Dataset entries
╭──
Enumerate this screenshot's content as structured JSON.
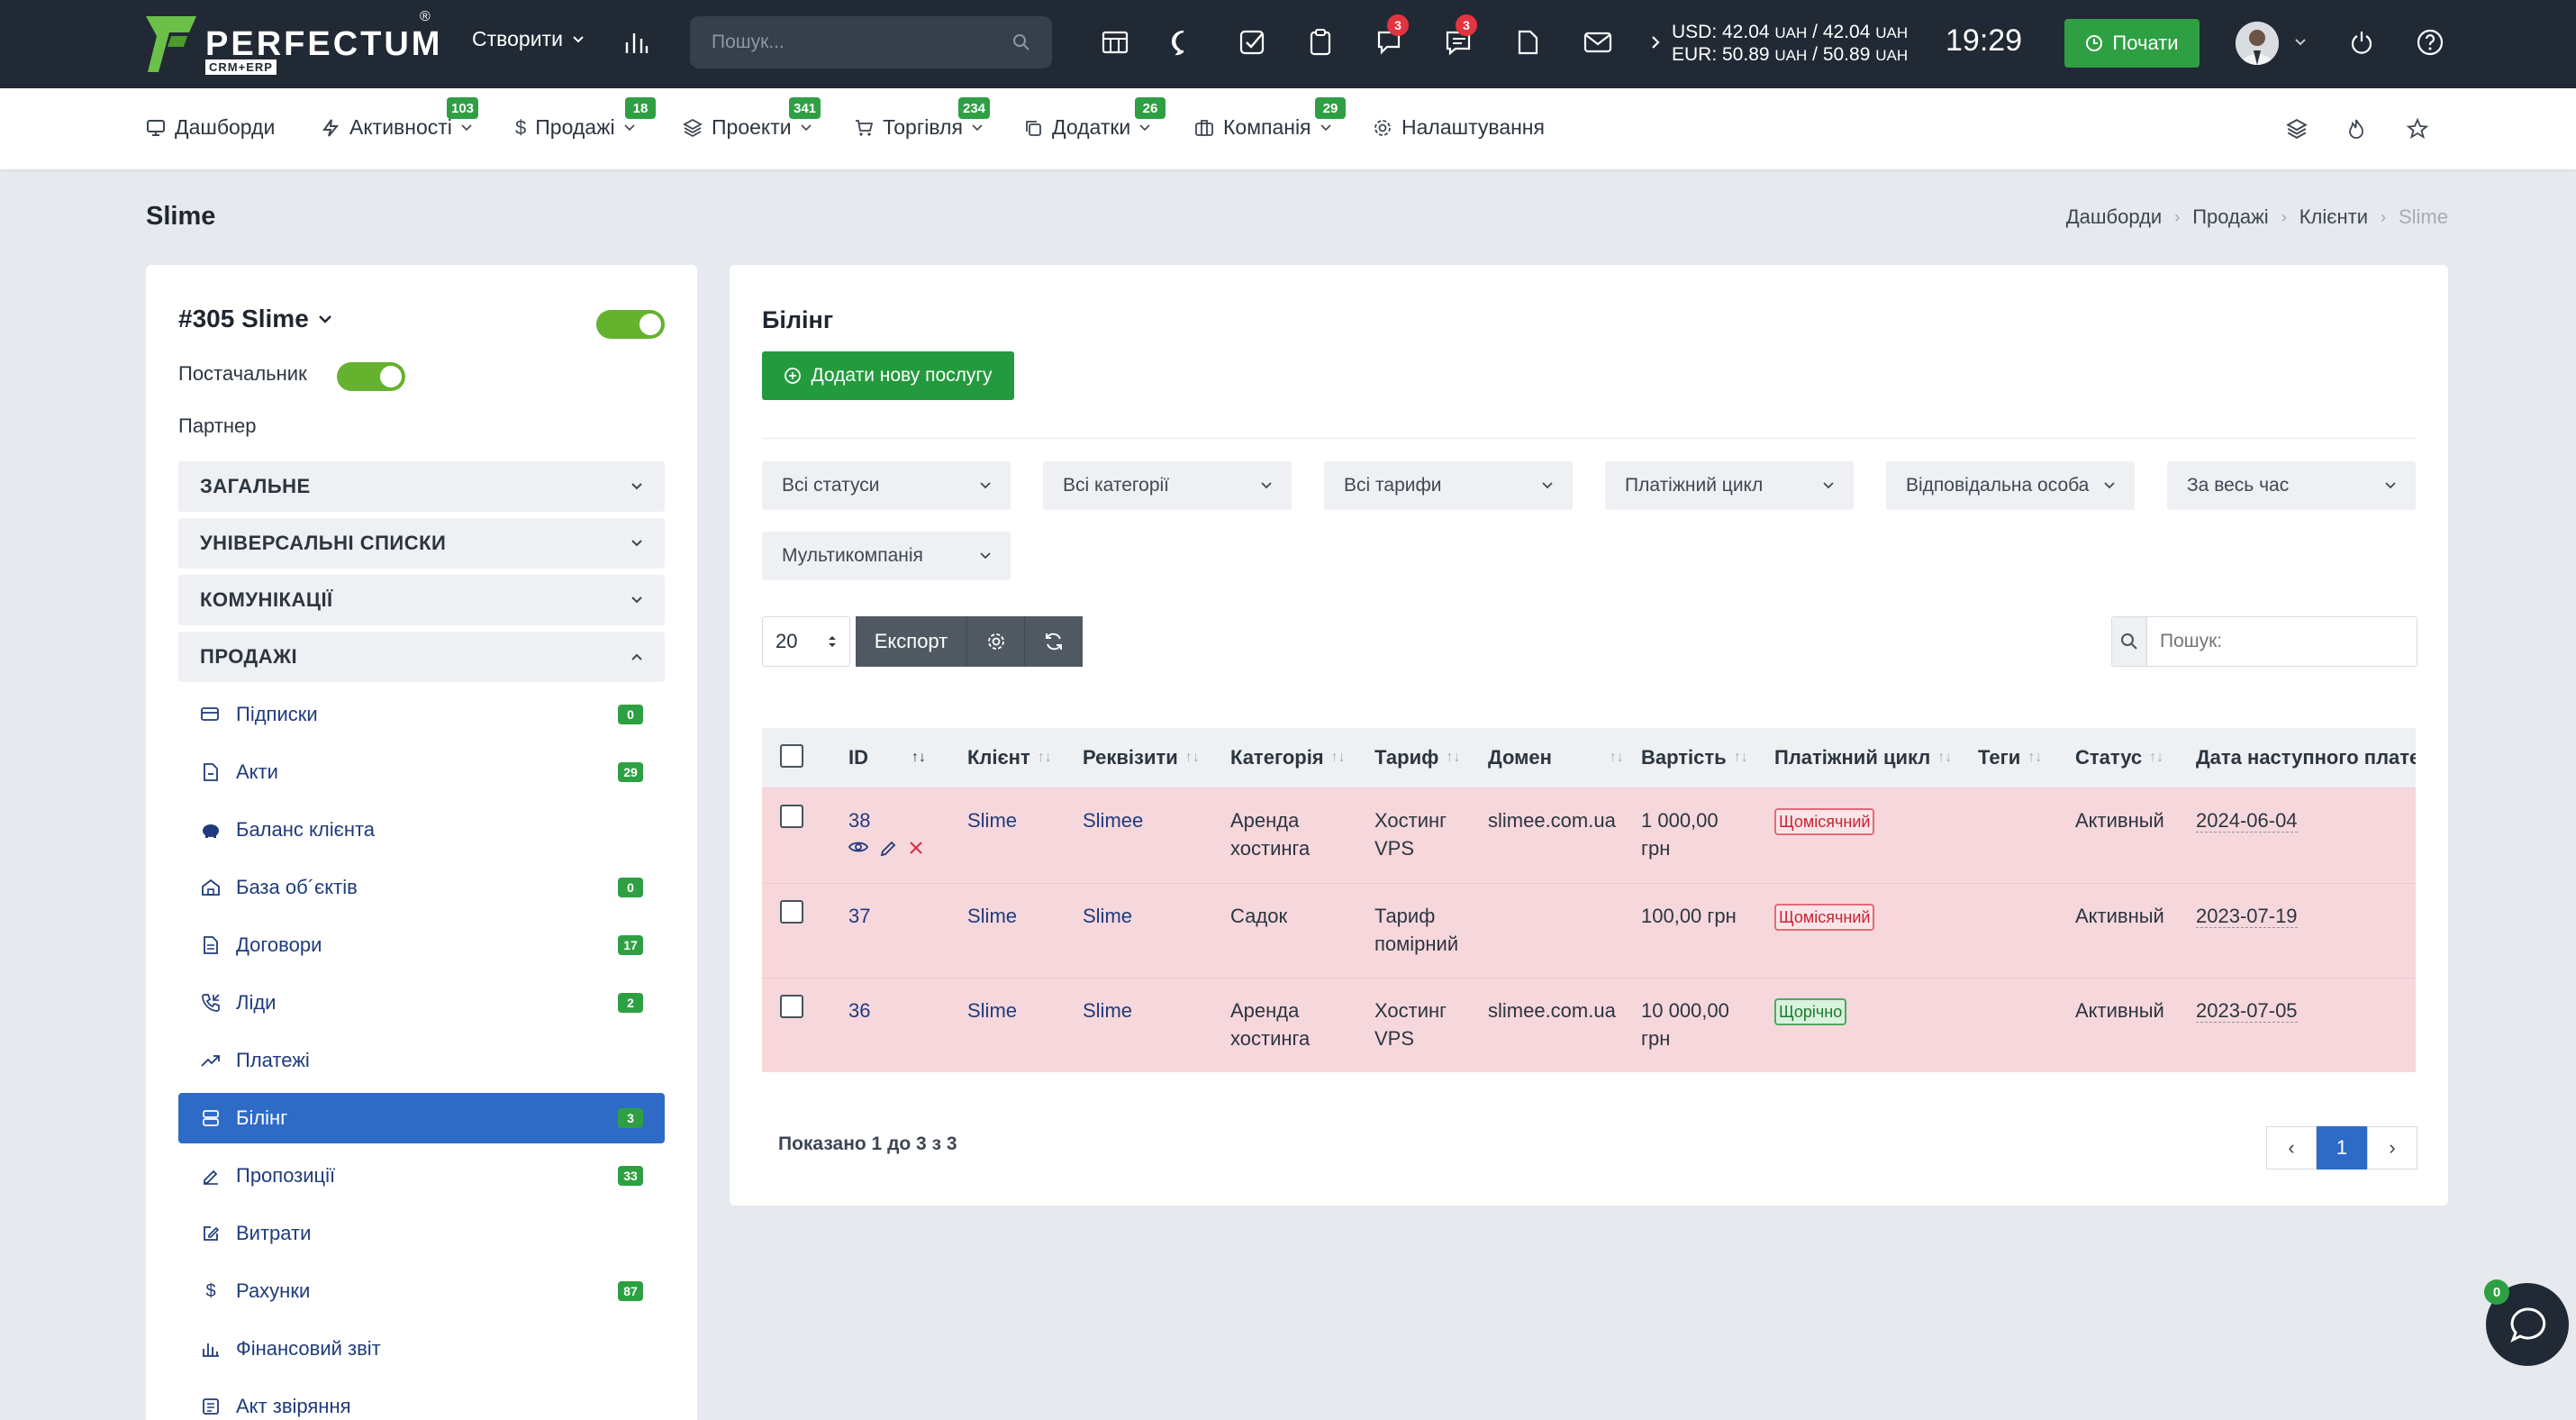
{
  "topbar": {
    "logo_text": "PERFECTUM",
    "logo_sub": "CRM+ERP",
    "logo_reg": "®",
    "create_label": "Створити",
    "search_placeholder": "Пошук...",
    "badge_chat": "3",
    "badge_messages": "3",
    "usd": "USD: 42.04",
    "usd_unit1": "UAH",
    "usd_sep": "/ 42.04",
    "usd_unit2": "UAH",
    "eur": "EUR: 50.89",
    "eur_unit1": "UAH",
    "eur_sep": "/ 50.89",
    "eur_unit2": "UAH",
    "clock": "19:29",
    "start_label": "Почати"
  },
  "menu": {
    "items": [
      {
        "label": "Дашборди",
        "badge": ""
      },
      {
        "label": "Активності",
        "badge": "103"
      },
      {
        "label": "Продажі",
        "badge": "18"
      },
      {
        "label": "Проекти",
        "badge": "341"
      },
      {
        "label": "Торгівля",
        "badge": "234"
      },
      {
        "label": "Додатки",
        "badge": "26"
      },
      {
        "label": "Компанія",
        "badge": "29"
      },
      {
        "label": "Налаштування",
        "badge": ""
      }
    ]
  },
  "page": {
    "title": "Slime",
    "breadcrumb": [
      "Дашборди",
      "Продажі",
      "Клієнти",
      "Slime"
    ]
  },
  "left": {
    "client_title": "#305 Slime",
    "supplier_label": "Постачальник",
    "partner_label": "Партнер",
    "sections": [
      "ЗАГАЛЬНЕ",
      "УНІВЕРСАЛЬНІ СПИСКИ",
      "КОМУНІКАЦІЇ",
      "ПРОДАЖІ"
    ],
    "subitems": [
      {
        "label": "Підписки",
        "badge": "0"
      },
      {
        "label": "Акти",
        "badge": "29"
      },
      {
        "label": "Баланс клієнта",
        "badge": ""
      },
      {
        "label": "База об´єктів",
        "badge": "0"
      },
      {
        "label": "Договори",
        "badge": "17"
      },
      {
        "label": "Ліди",
        "badge": "2"
      },
      {
        "label": "Платежі",
        "badge": ""
      },
      {
        "label": "Білінг",
        "badge": "3"
      },
      {
        "label": "Пропозиції",
        "badge": "33"
      },
      {
        "label": "Витрати",
        "badge": ""
      },
      {
        "label": "Рахунки",
        "badge": "87"
      },
      {
        "label": "Фінансовий звіт",
        "badge": ""
      },
      {
        "label": "Акт звіряння",
        "badge": ""
      }
    ]
  },
  "billing": {
    "title": "Білінг",
    "add_label": "Додати нову послугу",
    "filters": [
      "Всі статуси",
      "Всі категорії",
      "Всі тарифи",
      "Платіжний цикл",
      "Відповідальна особа",
      "За весь час",
      "Мультикомпанія"
    ],
    "per_page": "20",
    "export_label": "Експорт",
    "search_placeholder": "Пошук:",
    "columns": [
      "ID",
      "Клієнт",
      "Реквізити",
      "Категорія",
      "Тариф",
      "Домен",
      "Вартість",
      "Платіжний цикл",
      "Теги",
      "Статус",
      "Дата наступного платежу"
    ],
    "rows": [
      {
        "id": "38",
        "client": "Slime",
        "requisites": "Slimee",
        "category1": "Аренда",
        "category2": "хостинга",
        "tariff1": "Хостинг",
        "tariff2": "VPS",
        "domain": "slimee.com.ua",
        "cost1": "1 000,00",
        "cost2": "грн",
        "cycle": "Щомісячний",
        "tags": "",
        "status": "Активный",
        "next": "2024-06-04"
      },
      {
        "id": "37",
        "client": "Slime",
        "requisites": "Slime",
        "category1": "Садок",
        "category2": "",
        "tariff1": "Тариф",
        "tariff2": "помірний",
        "domain": "",
        "cost1": "100,00 грн",
        "cost2": "",
        "cycle": "Щомісячний",
        "tags": "",
        "status": "Активный",
        "next": "2023-07-19"
      },
      {
        "id": "36",
        "client": "Slime",
        "requisites": "Slime",
        "category1": "Аренда",
        "category2": "хостинга",
        "tariff1": "Хостинг",
        "tariff2": "VPS",
        "domain": "slimee.com.ua",
        "cost1": "10 000,00",
        "cost2": "грн",
        "cycle": "Щорічно",
        "tags": "",
        "status": "Активный",
        "next": "2023-07-05"
      }
    ],
    "shown_text": "Показано 1 до 3 з 3",
    "page_current": "1",
    "page_prev": "‹",
    "page_next": "›"
  },
  "chat_badge": "0",
  "colors": {
    "topbar": "#212934",
    "accent_green": "#2ea043",
    "accent_blue": "#2e6bc7",
    "row_highlight": "#f6d7dc",
    "badge_red": "#e2353f"
  }
}
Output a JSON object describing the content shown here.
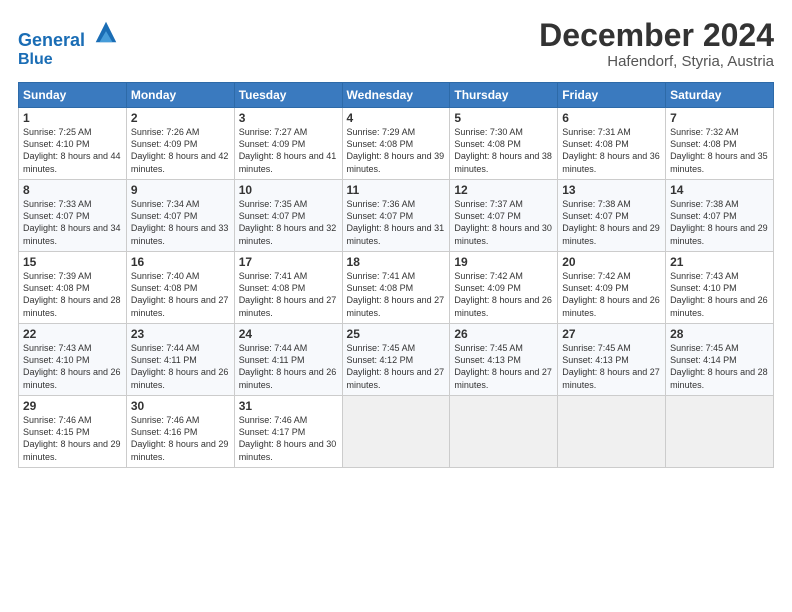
╰──
→ **Exercise**: Print the records word for word and exclude any picture they hold.

→ **Response below**:
Enumerate this screenshot's content as structured JSON.
{
  "topbar": {
    "logo_text": "PERFECTUM",
    "logo_sub": "CRM+ERP",
    "logo_reg": "®",
    "create_label": "Створити",
    "search_placeholder": "Пошук...",
    "badge_chat": "3",
    "badge_messages": "3",
    "usd": "USD: 42.04",
    "usd_unit1": "UAH",
    "usd_sep": "/ 42.04",
    "usd_unit2": "UAH",
    "eur": "EUR: 50.89",
    "eur_unit1": "UAH",
    "eur_sep": "/ 50.89",
    "eur_unit2": "UAH",
    "clock": "19:29",
    "start_label": "Почати"
  },
  "menu": {
    "items": [
      {
        "label": "Дашборди",
        "badge": ""
      },
      {
        "label": "Активності",
        "badge": "103"
      },
      {
        "label": "Продажі",
        "badge": "18"
      },
      {
        "label": "Проекти",
        "badge": "341"
      },
      {
        "label": "Торгівля",
        "badge": "234"
      },
      {
        "label": "Додатки",
        "badge": "26"
      },
      {
        "label": "Компанія",
        "badge": "29"
      },
      {
        "label": "Налаштування",
        "badge": ""
      }
    ]
  },
  "page": {
    "title": "Slime",
    "breadcrumb": [
      "Дашборди",
      "Продажі",
      "Клієнти",
      "Slime"
    ]
  },
  "left": {
    "client_title": "#305 Slime",
    "supplier_label": "Постачальник",
    "partner_label": "Партнер",
    "sections": [
      "ЗАГАЛЬНЕ",
      "УНІВЕРСАЛЬНІ СПИСКИ",
      "КОМУНІКАЦІЇ",
      "ПРОДАЖІ"
    ],
    "subitems": [
      {
        "label": "Підписки",
        "badge": "0"
      },
      {
        "label": "Акти",
        "badge": "29"
      },
      {
        "label": "Баланс клієнта",
        "badge": ""
      },
      {
        "label": "База об´єктів",
        "badge": "0"
      },
      {
        "label": "Договори",
        "badge": "17"
      },
      {
        "label": "Ліди",
        "badge": "2"
      },
      {
        "label": "Платежі",
        "badge": ""
      },
      {
        "label": "Білінг",
        "badge": "3"
      },
      {
        "label": "Пропозиції",
        "badge": "33"
      },
      {
        "label": "Витрати",
        "badge": ""
      },
      {
        "label": "Рахунки",
        "badge": "87"
      },
      {
        "label": "Фінансовий звіт",
        "badge": ""
      },
      {
        "label": "Акт звіряння",
        "badge": ""
      }
    ]
  },
  "billing": {
    "title": "Білінг",
    "add_label": "Додати нову послугу",
    "filters": [
      "Всі статуси",
      "Всі категорії",
      "Всі тарифи",
      "Платіжний цикл",
      "Відповідальна особа",
      "За весь час",
      "Мультикомпанія"
    ],
    "per_page": "20",
    "export_label": "Експорт",
    "search_placeholder": "Пошук:",
    "columns": [
      "ID",
      "Клієнт",
      "Реквізити",
      "Категорія",
      "Тариф",
      "Домен",
      "Вартість",
      "Платіжний цикл",
      "Теги",
      "Статус",
      "Дата наступного платежу"
    ],
    "rows": [
      {
        "id": "38",
        "client": "Slime",
        "requisites": "Slimee",
        "category1": "Аренда",
        "category2": "хостинга",
        "tariff1": "Хостинг",
        "tariff2": "VPS",
        "domain": "slimee.com.ua",
        "cost1": "1 000,00",
        "cost2": "грн",
        "cycle": "Щомісячний",
        "tags": "",
        "status": "Активный",
        "next": "2024-06-04"
      },
      {
        "id": "37",
        "client": "Slime",
        "requisites": "Slime",
        "category1": "Садок",
        "category2": "",
        "tariff1": "Тариф",
        "tariff2": "помірний",
        "domain": "",
        "cost1": "100,00 грн",
        "cost2": "",
        "cycle": "Щомісячний",
        "tags": "",
        "status": "Активный",
        "next": "2023-07-19"
      },
      {
        "id": "36",
        "client": "Slime",
        "requisites": "Slime",
        "category1": "Аренда",
        "category2": "хостинга",
        "tariff1": "Хостинг",
        "tariff2": "VPS",
        "domain": "slimee.com.ua",
        "cost1": "10 000,00",
        "cost2": "грн",
        "cycle": "Щорічно",
        "tags": "",
        "status": "Активный",
        "next": "2023-07-05"
      }
    ],
    "shown_text": "Показано 1 до 3 з 3",
    "page_current": "1",
    "page_prev": "‹",
    "page_next": "›"
  },
  "chat_badge": "0",
  "colors": {
    "topbar": "#212934",
    "accent_green": "#2ea043",
    "accent_blue": "#2e6bc7",
    "row_highlight": "#f6d7dc",
    "badge_red": "#e2353f"
  }
}
Output a JSON object describing the content shown here.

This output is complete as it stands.